_RECORDS FOR PROCESSING_:
········
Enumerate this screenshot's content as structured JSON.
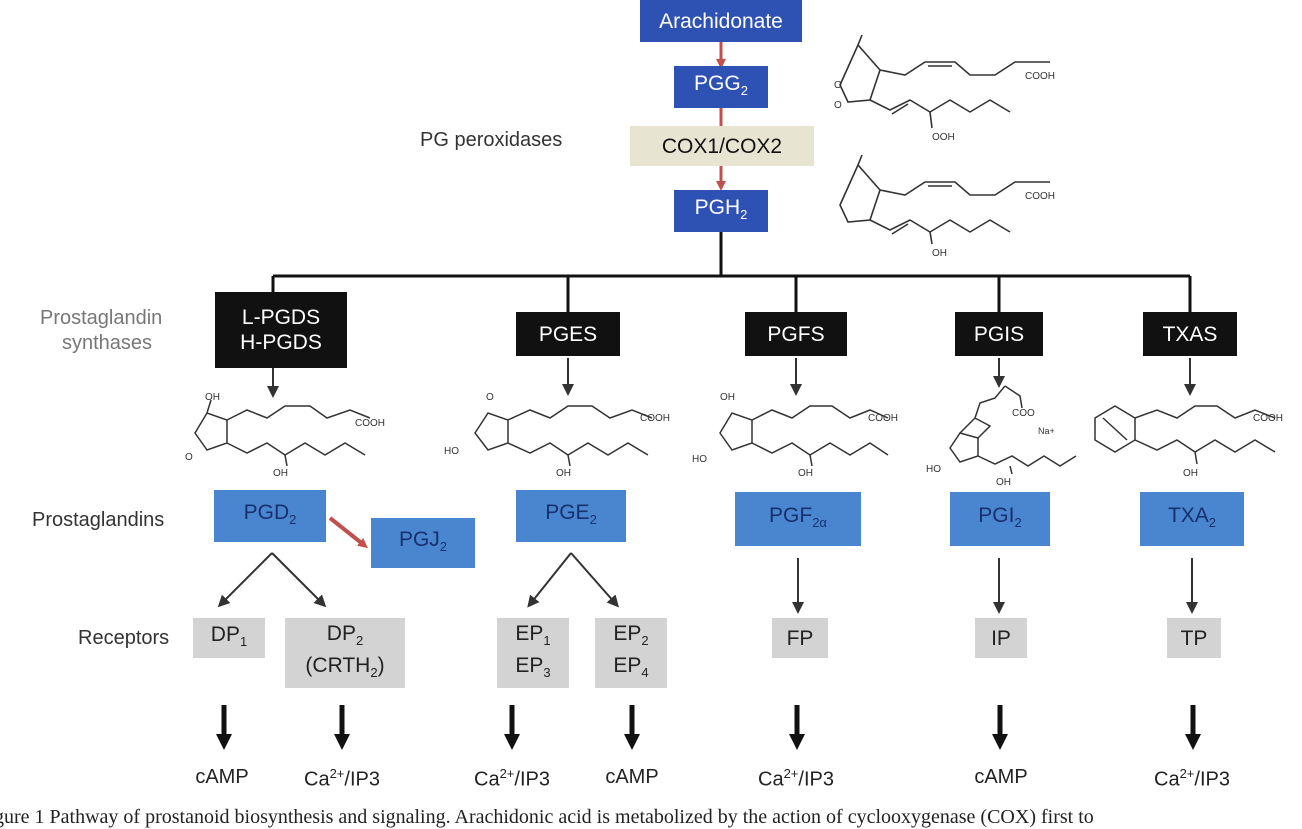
{
  "colors": {
    "enzyme_dark": "#2e52b3",
    "prostaglandin": "#4a86cf",
    "synthase": "#111111",
    "cox": "#e7e4d2",
    "receptor": "#d3d3d3",
    "red_arrow": "#c0504d"
  },
  "top": {
    "arachidonate": "Arachidonate",
    "pgg2": {
      "base": "PGG",
      "sub": "2"
    },
    "cox": "COX1/COX2",
    "pgh2": {
      "base": "PGH",
      "sub": "2"
    },
    "pg_peroxidases": "PG peroxidases"
  },
  "row_labels": {
    "synthases_1": "Prostaglandin",
    "synthases_2": "synthases",
    "prostaglandins": "Prostaglandins",
    "receptors": "Receptors"
  },
  "synthases": {
    "lpgds": "L-PGDS",
    "hpgds": "H-PGDS",
    "pges": "PGES",
    "pgfs": "PGFS",
    "pgis": "PGIS",
    "txas": "TXAS"
  },
  "prostaglandins": {
    "pgd2": {
      "base": "PGD",
      "sub": "2"
    },
    "pgj2": {
      "base": "PGJ",
      "sub": "2"
    },
    "pge2": {
      "base": "PGE",
      "sub": "2"
    },
    "pgf2a": {
      "base": "PGF",
      "sub": "2α"
    },
    "pgi2": {
      "base": "PGI",
      "sub": "2"
    },
    "txa2": {
      "base": "TXA",
      "sub": "2"
    }
  },
  "receptors": {
    "dp1": {
      "base": "DP",
      "sub": "1"
    },
    "dp2": {
      "base": "DP",
      "sub": "2",
      "line2": "(CRTH",
      "line2_sub": "2",
      "line2_end": ")"
    },
    "ep13": {
      "a": "EP",
      "a_sub": "1",
      "b": "EP",
      "b_sub": "3"
    },
    "ep24": {
      "a": "EP",
      "a_sub": "2",
      "b": "EP",
      "b_sub": "4"
    },
    "fp": "FP",
    "ip": "IP",
    "tp": "TP"
  },
  "outputs": {
    "camp": "cAMP",
    "ca": "Ca",
    "ca_sup": "2+",
    "ip3": "/IP3"
  },
  "chem_labels": {
    "cooh": "COOH",
    "ooh": "OOH",
    "oh": "OH",
    "o": "O",
    "ho": "HO",
    "coo": "COO",
    "na": "Na+"
  },
  "caption": "gure 1 Pathway of prostanoid biosynthesis and signaling. Arachidonic acid is metabolized by the action of cyclooxygenase (COX) first to"
}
········
_WORK INSTRUCTIONS_: Print verbatim every line above, apart from the pictures.

_SOLUTION TO THE PROBLEM_:
Enumerate this screenshot's content as structured JSON.
{
  "colors": {
    "enzyme_dark": "#2e52b3",
    "prostaglandin": "#4a86cf",
    "synthase": "#111111",
    "cox": "#e7e4d2",
    "receptor": "#d3d3d3",
    "red_arrow": "#c0504d"
  },
  "top": {
    "arachidonate": "Arachidonate",
    "pgg2": {
      "base": "PGG",
      "sub": "2"
    },
    "cox": "COX1/COX2",
    "pgh2": {
      "base": "PGH",
      "sub": "2"
    },
    "pg_peroxidases": "PG peroxidases"
  },
  "row_labels": {
    "synthases_1": "Prostaglandin",
    "synthases_2": "synthases",
    "prostaglandins": "Prostaglandins",
    "receptors": "Receptors"
  },
  "synthases": {
    "lpgds": "L-PGDS",
    "hpgds": "H-PGDS",
    "pges": "PGES",
    "pgfs": "PGFS",
    "pgis": "PGIS",
    "txas": "TXAS"
  },
  "prostaglandins": {
    "pgd2": {
      "base": "PGD",
      "sub": "2"
    },
    "pgj2": {
      "base": "PGJ",
      "sub": "2"
    },
    "pge2": {
      "base": "PGE",
      "sub": "2"
    },
    "pgf2a": {
      "base": "PGF",
      "sub": "2α"
    },
    "pgi2": {
      "base": "PGI",
      "sub": "2"
    },
    "txa2": {
      "base": "TXA",
      "sub": "2"
    }
  },
  "receptors": {
    "dp1": {
      "base": "DP",
      "sub": "1"
    },
    "dp2": {
      "base": "DP",
      "sub": "2",
      "line2": "(CRTH",
      "line2_sub": "2",
      "line2_end": ")"
    },
    "ep13": {
      "a": "EP",
      "a_sub": "1",
      "b": "EP",
      "b_sub": "3"
    },
    "ep24": {
      "a": "EP",
      "a_sub": "2",
      "b": "EP",
      "b_sub": "4"
    },
    "fp": "FP",
    "ip": "IP",
    "tp": "TP"
  },
  "outputs": {
    "camp": "cAMP",
    "ca": "Ca",
    "ca_sup": "2+",
    "ip3": "/IP3"
  },
  "chem_labels": {
    "cooh": "COOH",
    "ooh": "OOH",
    "oh": "OH",
    "o": "O",
    "ho": "HO",
    "coo": "COO",
    "na": "Na+"
  },
  "caption": "gure 1 Pathway of prostanoid biosynthesis and signaling. Arachidonic acid is metabolized by the action of cyclooxygenase (COX) first to"
}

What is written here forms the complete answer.